■ **WHAT IS NEEDED**
Transcribe every entry word for word, leaving out all images.

[Data entries]
-- Start --
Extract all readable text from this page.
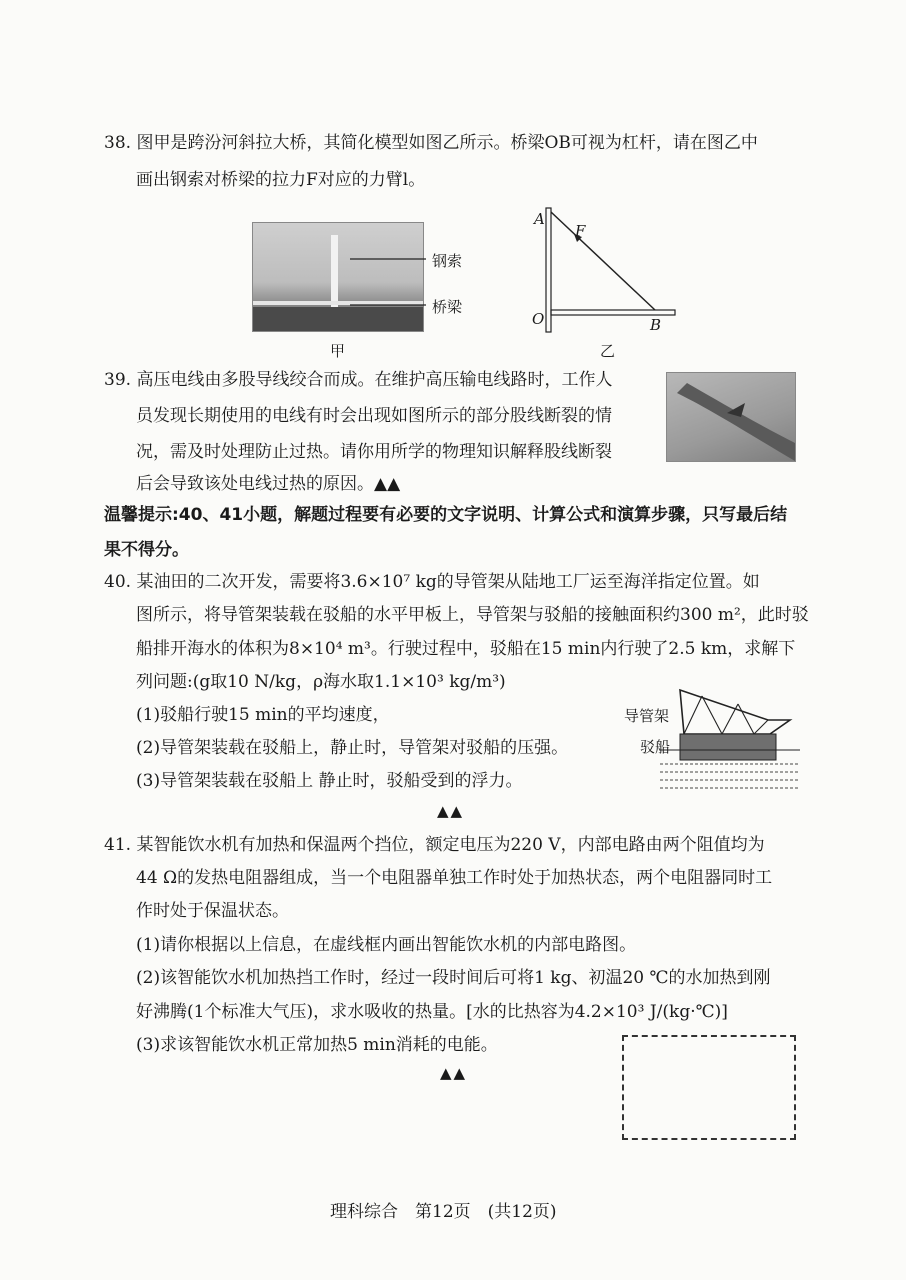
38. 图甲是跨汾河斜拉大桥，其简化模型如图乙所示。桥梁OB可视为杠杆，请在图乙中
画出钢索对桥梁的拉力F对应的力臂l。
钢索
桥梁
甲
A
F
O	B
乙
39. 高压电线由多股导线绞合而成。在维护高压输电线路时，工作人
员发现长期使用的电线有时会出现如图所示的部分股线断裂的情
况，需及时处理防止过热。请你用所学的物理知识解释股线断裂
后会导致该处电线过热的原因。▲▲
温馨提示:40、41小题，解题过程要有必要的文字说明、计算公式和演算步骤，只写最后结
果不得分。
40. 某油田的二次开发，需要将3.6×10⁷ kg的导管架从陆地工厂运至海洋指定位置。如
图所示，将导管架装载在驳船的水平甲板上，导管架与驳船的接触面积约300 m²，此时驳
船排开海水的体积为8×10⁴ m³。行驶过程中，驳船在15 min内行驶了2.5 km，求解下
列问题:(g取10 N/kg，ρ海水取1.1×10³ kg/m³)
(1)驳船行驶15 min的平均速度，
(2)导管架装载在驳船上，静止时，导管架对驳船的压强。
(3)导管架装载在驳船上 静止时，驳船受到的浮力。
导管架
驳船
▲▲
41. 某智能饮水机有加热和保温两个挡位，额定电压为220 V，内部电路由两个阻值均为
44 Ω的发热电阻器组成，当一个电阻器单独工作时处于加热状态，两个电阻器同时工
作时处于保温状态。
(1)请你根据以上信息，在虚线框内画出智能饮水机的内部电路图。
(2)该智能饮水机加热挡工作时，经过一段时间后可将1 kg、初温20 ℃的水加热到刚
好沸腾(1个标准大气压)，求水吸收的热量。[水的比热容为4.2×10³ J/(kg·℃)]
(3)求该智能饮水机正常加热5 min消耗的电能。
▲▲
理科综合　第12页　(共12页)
-- End --
■ **ANSWER FOR THE TASK**
Extract all readable text from this page.
38. 图甲是跨汾河斜拉大桥，其简化模型如图乙所示。桥梁OB可视为杠杆，请在图乙中
画出钢索对桥梁的拉力F对应的力臂l。
钢索
桥梁
甲
A
F
O	B
乙
39. 高压电线由多股导线绞合而成。在维护高压输电线路时，工作人
员发现长期使用的电线有时会出现如图所示的部分股线断裂的情
况，需及时处理防止过热。请你用所学的物理知识解释股线断裂
后会导致该处电线过热的原因。▲▲
温馨提示:40、41小题，解题过程要有必要的文字说明、计算公式和演算步骤，只写最后结
果不得分。
40. 某油田的二次开发，需要将3.6×10⁷ kg的导管架从陆地工厂运至海洋指定位置。如
图所示，将导管架装载在驳船的水平甲板上，导管架与驳船的接触面积约300 m²，此时驳
船排开海水的体积为8×10⁴ m³。行驶过程中，驳船在15 min内行驶了2.5 km，求解下
列问题:(g取10 N/kg，ρ海水取1.1×10³ kg/m³)
(1)驳船行驶15 min的平均速度，
(2)导管架装载在驳船上，静止时，导管架对驳船的压强。
(3)导管架装载在驳船上 静止时，驳船受到的浮力。
导管架
驳船
▲▲
41. 某智能饮水机有加热和保温两个挡位，额定电压为220 V，内部电路由两个阻值均为
44 Ω的发热电阻器组成，当一个电阻器单独工作时处于加热状态，两个电阻器同时工
作时处于保温状态。
(1)请你根据以上信息，在虚线框内画出智能饮水机的内部电路图。
(2)该智能饮水机加热挡工作时，经过一段时间后可将1 kg、初温20 ℃的水加热到刚
好沸腾(1个标准大气压)，求水吸收的热量。[水的比热容为4.2×10³ J/(kg·℃)]
(3)求该智能饮水机正常加热5 min消耗的电能。
▲▲
理科综合　第12页　(共12页)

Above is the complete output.